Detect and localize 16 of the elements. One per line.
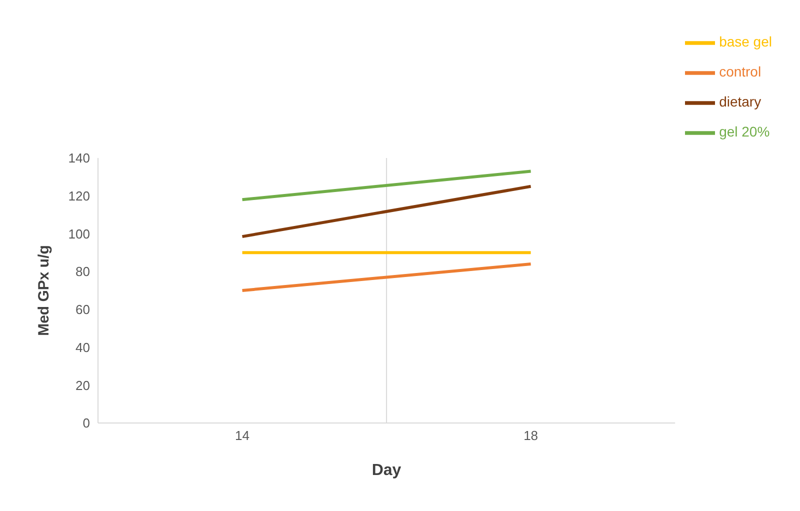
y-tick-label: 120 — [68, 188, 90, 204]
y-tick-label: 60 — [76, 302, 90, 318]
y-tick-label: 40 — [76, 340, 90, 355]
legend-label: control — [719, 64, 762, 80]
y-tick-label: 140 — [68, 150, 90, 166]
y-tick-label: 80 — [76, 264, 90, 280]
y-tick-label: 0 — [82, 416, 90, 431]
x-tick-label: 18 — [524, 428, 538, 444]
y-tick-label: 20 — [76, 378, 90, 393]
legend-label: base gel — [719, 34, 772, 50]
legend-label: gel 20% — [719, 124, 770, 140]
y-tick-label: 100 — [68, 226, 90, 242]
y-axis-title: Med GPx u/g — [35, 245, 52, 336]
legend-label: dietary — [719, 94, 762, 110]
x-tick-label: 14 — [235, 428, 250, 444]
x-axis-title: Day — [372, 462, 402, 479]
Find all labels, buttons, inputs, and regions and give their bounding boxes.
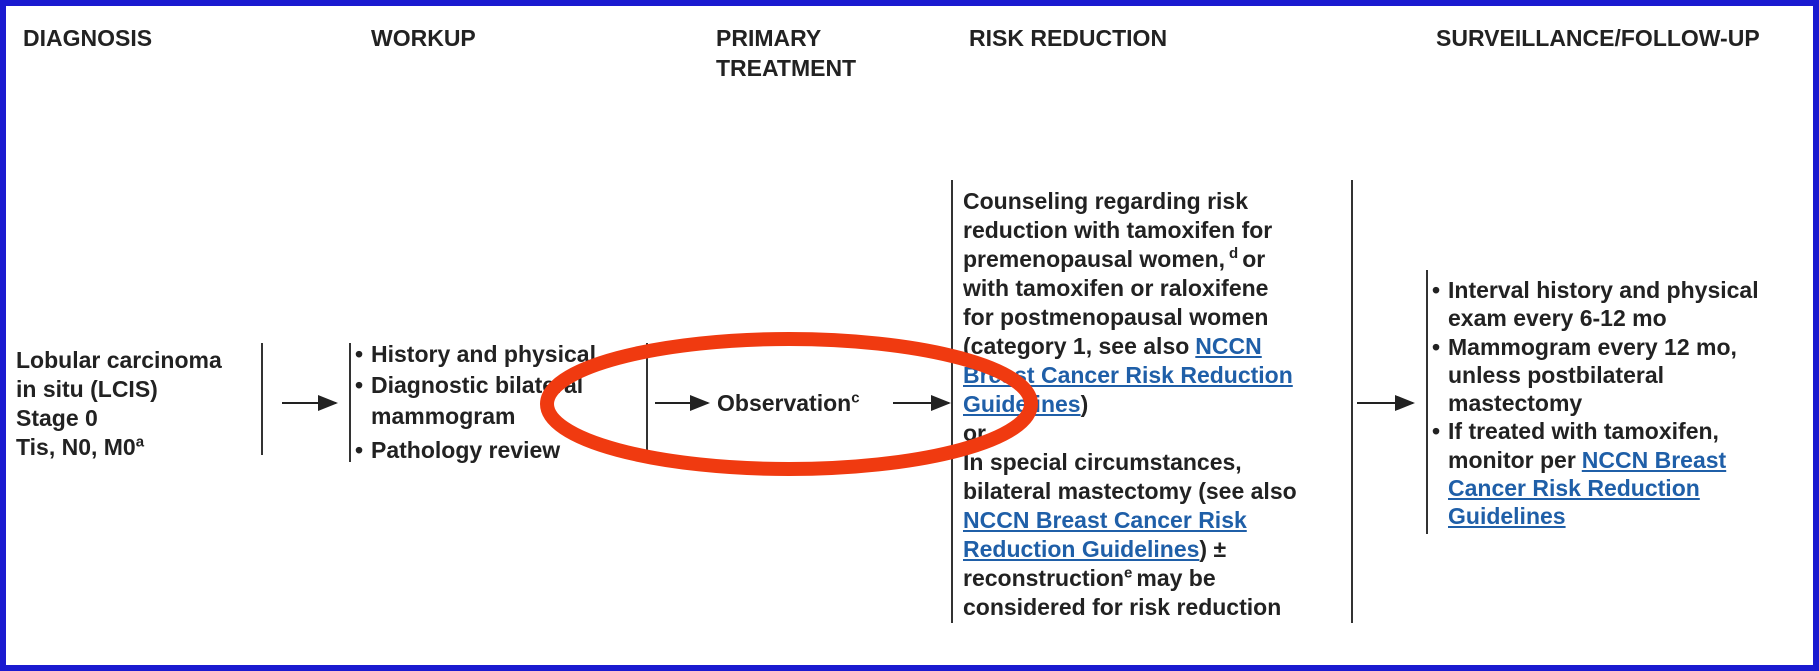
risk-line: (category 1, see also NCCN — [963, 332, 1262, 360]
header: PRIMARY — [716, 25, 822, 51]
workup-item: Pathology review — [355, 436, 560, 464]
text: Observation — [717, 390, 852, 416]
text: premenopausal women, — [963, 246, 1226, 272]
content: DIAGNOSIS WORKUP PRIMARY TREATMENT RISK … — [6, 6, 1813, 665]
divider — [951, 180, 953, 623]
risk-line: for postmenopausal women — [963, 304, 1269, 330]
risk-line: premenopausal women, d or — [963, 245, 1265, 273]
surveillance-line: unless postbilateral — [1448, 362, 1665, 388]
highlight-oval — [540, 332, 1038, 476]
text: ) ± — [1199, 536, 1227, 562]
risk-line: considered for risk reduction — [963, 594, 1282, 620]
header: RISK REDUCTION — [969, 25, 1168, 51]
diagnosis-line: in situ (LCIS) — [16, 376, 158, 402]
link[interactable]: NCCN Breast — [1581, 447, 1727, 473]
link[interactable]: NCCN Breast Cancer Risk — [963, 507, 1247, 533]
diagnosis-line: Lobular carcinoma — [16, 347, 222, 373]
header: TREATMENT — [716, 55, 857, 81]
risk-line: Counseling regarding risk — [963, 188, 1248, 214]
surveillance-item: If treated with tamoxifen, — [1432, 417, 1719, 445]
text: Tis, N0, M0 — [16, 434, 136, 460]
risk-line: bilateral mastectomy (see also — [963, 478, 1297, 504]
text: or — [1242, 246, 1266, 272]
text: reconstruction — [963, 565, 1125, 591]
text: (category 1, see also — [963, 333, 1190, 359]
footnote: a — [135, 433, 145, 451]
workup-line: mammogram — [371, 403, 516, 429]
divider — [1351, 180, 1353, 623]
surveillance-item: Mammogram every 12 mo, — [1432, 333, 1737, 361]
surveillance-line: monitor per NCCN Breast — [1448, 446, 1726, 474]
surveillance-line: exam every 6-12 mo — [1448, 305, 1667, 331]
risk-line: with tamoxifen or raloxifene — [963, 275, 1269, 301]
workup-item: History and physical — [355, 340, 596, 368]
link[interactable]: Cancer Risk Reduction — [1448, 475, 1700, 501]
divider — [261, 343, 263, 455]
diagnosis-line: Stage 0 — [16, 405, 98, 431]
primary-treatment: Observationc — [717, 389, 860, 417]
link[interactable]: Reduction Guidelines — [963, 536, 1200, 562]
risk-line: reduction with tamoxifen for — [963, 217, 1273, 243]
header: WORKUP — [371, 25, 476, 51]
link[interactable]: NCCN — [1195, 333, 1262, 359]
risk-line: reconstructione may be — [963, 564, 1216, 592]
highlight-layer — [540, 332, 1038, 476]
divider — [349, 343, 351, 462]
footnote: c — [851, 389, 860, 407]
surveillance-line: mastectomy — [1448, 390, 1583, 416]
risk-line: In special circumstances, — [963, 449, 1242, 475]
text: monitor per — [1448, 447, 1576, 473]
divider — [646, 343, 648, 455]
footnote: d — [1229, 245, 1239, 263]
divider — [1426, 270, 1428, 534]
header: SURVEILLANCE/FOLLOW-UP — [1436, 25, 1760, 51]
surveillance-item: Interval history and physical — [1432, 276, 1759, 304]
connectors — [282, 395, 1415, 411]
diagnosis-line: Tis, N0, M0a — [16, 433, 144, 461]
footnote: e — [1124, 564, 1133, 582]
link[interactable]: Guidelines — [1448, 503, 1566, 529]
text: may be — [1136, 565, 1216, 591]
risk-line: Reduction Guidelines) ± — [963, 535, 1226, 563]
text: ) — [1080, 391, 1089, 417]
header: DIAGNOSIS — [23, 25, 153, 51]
★ ★ ★ ★ ★ ★ ★
Rewrite every line of the listing above as one numbered list. Skip blank lines and leave out the picture lines.

1. Detect and localize 16 of the elements. One per line.
2. y-tick-label: 120 — [68, 188, 90, 204]
3. y-tick-label: 60 — [76, 302, 90, 318]
4. y-tick-label: 40 — [76, 340, 90, 355]
5. legend-label: control — [719, 64, 762, 80]
6. y-tick-label: 140 — [68, 150, 90, 166]
7. y-tick-label: 80 — [76, 264, 90, 280]
8. y-tick-label: 0 — [82, 416, 90, 431]
9. x-tick-label: 18 — [524, 428, 538, 444]
10. y-tick-label: 20 — [76, 378, 90, 393]
11. legend-label: base gel — [719, 34, 772, 50]
12. legend-label: gel 20% — [719, 124, 770, 140]
13. y-tick-label: 100 — [68, 226, 90, 242]
14. y-axis-title: Med GPx u/g — [35, 245, 52, 336]
15. legend-label: dietary — [719, 94, 762, 110]
16. x-tick-label: 14 — [235, 428, 250, 444]
17. x-axis-title: Day — [372, 462, 402, 479]
18. Find all labels, buttons, inputs, and regions and give their bounding boxes.
19. risk-line: (category 1, see also NCCN — [963, 332, 1262, 360]
20. header: PRIMARY — [716, 25, 822, 51]
21. workup-item: Pathology review — [355, 436, 560, 464]
22. text: Observation — [717, 390, 852, 416]
23. text: premenopausal women, — [963, 246, 1226, 272]
24. content: DIAGNOSIS WORKUP PRIMARY TREATMENT RISK … — [6, 6, 1813, 665]
25. divider — [951, 180, 953, 623]
26. risk-line: for postmenopausal women — [963, 304, 1269, 330]
27. risk-line: premenopausal women, d or — [963, 245, 1265, 273]
28. surveillance-line: unless postbilateral — [1448, 362, 1665, 388]
29. highlight-oval — [540, 332, 1038, 476]
30. text: ) ± — [1199, 536, 1227, 562]
31. risk-line: considered for risk reduction — [963, 594, 1282, 620]
32. header: RISK REDUCTION — [969, 25, 1168, 51]
33. diagnosis-line: in situ (LCIS) — [16, 376, 158, 402]
34. link[interactable]: NCCN Breast — [1581, 447, 1727, 473]
35. link[interactable]: NCCN Breast Cancer Risk — [963, 507, 1247, 533]
36. diagnosis-line: Lobular carcinoma — [16, 347, 222, 373]
37. header: TREATMENT — [716, 55, 857, 81]
38. risk-line: Counseling regarding risk — [963, 188, 1248, 214]
39. surveillance-item: If treated with tamoxifen, — [1432, 417, 1719, 445]
40. text: Tis, N0, M0 — [16, 434, 136, 460]
41. risk-line: bilateral mastectomy (see also — [963, 478, 1297, 504]
42. text: or — [1242, 246, 1266, 272]
43. text: reconstruction — [963, 565, 1125, 591]
44. text: (category 1, see also — [963, 333, 1190, 359]
45. footnote: a — [135, 433, 145, 451]
46. workup-line: mammogram — [371, 403, 516, 429]
47. divider — [1351, 180, 1353, 623]
48. surveillance-item: Mammogram every 12 mo, — [1432, 333, 1737, 361]
49. surveillance-line: monitor per NCCN Breast — [1448, 446, 1726, 474]
50. surveillance-line: exam every 6-12 mo — [1448, 305, 1667, 331]
51. risk-line: with tamoxifen or raloxifene — [963, 275, 1269, 301]
52. workup-item: History and physical — [355, 340, 596, 368]
53. link[interactable]: Cancer Risk Reduction — [1448, 475, 1700, 501]
54. divider — [261, 343, 263, 455]
55. diagnosis-line: Stage 0 — [16, 405, 98, 431]
56. primary-treatment: Observationc — [717, 389, 860, 417]
57. link[interactable]: Reduction Guidelines — [963, 536, 1200, 562]
58. risk-line: reduction with tamoxifen for — [963, 217, 1273, 243]
59. header: WORKUP — [371, 25, 476, 51]
60. link[interactable]: NCCN — [1195, 333, 1262, 359]
61. risk-line: reconstructione may be — [963, 564, 1216, 592]
62. highlight-layer — [540, 332, 1038, 476]
63. divider — [349, 343, 351, 462]
64. footnote: c — [851, 389, 860, 407]
65. surveillance-line: mastectomy — [1448, 390, 1583, 416]
66. risk-line: In special circumstances, — [963, 449, 1242, 475]
67. text: monitor per — [1448, 447, 1576, 473]
68. divider — [646, 343, 648, 455]
69. footnote: d — [1229, 245, 1239, 263]
70. divider — [1426, 270, 1428, 534]
71. header: SURVEILLANCE/FOLLOW-UP — [1436, 25, 1760, 51]
72. surveillance-item: Interval history and physical — [1432, 276, 1759, 304]
73. connectors — [282, 395, 1415, 411]
74. diagnosis-line: Tis, N0, M0a — [16, 433, 144, 461]
75. footnote: e — [1124, 564, 1133, 582]
76. link[interactable]: Guidelines — [1448, 503, 1566, 529]
77. text: may be — [1136, 565, 1216, 591]
78. risk-line: Reduction Guidelines) ± — [963, 535, 1226, 563]
79. text: ) — [1080, 391, 1089, 417]
80. header: DIAGNOSIS — [23, 25, 153, 51]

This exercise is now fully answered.